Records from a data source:
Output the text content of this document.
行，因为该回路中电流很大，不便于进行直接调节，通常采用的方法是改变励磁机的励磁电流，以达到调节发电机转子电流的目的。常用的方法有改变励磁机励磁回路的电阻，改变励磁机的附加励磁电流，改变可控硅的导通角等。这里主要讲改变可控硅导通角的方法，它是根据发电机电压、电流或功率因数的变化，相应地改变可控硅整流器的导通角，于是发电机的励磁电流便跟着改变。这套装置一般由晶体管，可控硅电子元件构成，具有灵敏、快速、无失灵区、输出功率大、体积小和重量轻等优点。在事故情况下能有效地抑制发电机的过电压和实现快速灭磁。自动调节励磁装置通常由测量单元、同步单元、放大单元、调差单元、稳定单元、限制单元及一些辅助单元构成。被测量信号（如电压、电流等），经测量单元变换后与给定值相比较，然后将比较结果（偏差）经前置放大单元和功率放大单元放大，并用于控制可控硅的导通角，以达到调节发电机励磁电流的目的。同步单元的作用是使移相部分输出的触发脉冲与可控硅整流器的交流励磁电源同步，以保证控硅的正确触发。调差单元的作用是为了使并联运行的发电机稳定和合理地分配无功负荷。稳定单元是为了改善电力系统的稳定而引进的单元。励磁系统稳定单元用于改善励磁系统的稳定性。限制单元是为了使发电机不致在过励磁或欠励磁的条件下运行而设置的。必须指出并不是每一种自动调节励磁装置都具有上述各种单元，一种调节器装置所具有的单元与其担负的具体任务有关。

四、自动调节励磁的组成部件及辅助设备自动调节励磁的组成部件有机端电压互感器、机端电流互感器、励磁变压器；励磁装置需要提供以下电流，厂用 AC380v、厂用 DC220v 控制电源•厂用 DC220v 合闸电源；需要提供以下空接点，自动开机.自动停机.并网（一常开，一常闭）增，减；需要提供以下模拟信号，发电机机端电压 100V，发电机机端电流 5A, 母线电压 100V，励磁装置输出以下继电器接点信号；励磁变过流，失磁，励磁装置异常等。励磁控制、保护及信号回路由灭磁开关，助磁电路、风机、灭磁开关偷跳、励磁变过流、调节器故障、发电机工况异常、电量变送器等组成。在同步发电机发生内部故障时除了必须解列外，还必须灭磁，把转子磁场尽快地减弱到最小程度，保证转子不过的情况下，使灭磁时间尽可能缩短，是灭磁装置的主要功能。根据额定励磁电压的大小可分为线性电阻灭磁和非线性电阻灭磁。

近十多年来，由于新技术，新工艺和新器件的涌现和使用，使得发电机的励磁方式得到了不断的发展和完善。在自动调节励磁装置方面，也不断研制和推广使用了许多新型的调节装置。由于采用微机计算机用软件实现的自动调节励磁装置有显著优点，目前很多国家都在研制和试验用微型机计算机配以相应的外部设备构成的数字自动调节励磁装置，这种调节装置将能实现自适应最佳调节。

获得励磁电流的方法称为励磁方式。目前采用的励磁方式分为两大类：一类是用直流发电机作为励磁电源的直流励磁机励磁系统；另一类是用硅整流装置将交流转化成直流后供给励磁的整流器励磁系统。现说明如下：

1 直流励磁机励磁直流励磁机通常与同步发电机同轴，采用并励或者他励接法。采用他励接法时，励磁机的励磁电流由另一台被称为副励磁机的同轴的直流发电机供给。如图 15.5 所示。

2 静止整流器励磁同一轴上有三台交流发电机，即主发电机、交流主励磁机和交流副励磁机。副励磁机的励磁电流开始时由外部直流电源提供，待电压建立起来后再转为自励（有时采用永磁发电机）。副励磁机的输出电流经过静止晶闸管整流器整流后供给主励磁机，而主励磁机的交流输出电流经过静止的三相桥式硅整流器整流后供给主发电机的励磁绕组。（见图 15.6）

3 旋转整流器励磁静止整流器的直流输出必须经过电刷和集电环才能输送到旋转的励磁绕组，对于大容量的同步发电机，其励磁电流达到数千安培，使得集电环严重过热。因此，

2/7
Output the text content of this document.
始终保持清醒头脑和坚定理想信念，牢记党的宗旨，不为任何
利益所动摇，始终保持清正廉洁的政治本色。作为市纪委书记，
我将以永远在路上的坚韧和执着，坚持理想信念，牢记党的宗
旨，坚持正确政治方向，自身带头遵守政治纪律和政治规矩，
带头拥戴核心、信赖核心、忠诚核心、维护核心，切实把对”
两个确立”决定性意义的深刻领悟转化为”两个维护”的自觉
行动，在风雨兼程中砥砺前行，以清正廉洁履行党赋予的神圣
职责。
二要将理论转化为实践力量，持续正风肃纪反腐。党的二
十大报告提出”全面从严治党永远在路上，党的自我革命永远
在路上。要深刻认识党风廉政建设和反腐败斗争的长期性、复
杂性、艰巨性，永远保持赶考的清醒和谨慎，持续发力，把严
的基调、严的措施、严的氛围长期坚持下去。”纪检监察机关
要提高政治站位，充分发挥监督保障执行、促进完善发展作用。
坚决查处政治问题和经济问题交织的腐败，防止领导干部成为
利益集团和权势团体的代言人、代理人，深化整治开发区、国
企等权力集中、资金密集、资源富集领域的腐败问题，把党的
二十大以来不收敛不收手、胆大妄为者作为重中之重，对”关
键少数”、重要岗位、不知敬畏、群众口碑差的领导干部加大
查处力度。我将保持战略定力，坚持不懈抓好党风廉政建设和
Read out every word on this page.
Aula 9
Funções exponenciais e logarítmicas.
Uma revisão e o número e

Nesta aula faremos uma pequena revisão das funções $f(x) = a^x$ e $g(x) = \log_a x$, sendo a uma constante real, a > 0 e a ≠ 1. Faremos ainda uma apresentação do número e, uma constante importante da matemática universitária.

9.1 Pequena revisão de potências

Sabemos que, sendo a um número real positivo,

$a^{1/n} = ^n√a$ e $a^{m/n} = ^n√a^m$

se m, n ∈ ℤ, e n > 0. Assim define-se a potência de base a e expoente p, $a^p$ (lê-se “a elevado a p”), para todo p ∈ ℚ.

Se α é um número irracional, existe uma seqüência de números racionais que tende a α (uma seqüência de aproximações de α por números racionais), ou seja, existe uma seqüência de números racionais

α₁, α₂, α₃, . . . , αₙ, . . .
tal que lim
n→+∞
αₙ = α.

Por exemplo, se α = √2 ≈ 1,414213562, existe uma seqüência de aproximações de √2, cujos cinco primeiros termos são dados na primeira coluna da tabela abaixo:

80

Task to carry out:
Look through the material above. Copy each line where the word "número" appears.

Task response:
Uma revisão e o número e
Nesta aula faremos uma pequena revisão das funções $f(x) = a^x$ e $g(x) = \log_a x$, sendo a uma constante real, a > 0 e a ≠ 1. Faremos ainda uma apresentação do número e, uma constante importante da matemática universitária.
Sabemos que, sendo a um número real positivo,
Se α é um número irracional, existe uma seqüência de números racionais que tende a α (uma seqüência de aproximações de α por números racionais), ou seja, existe uma seqüência de números racionais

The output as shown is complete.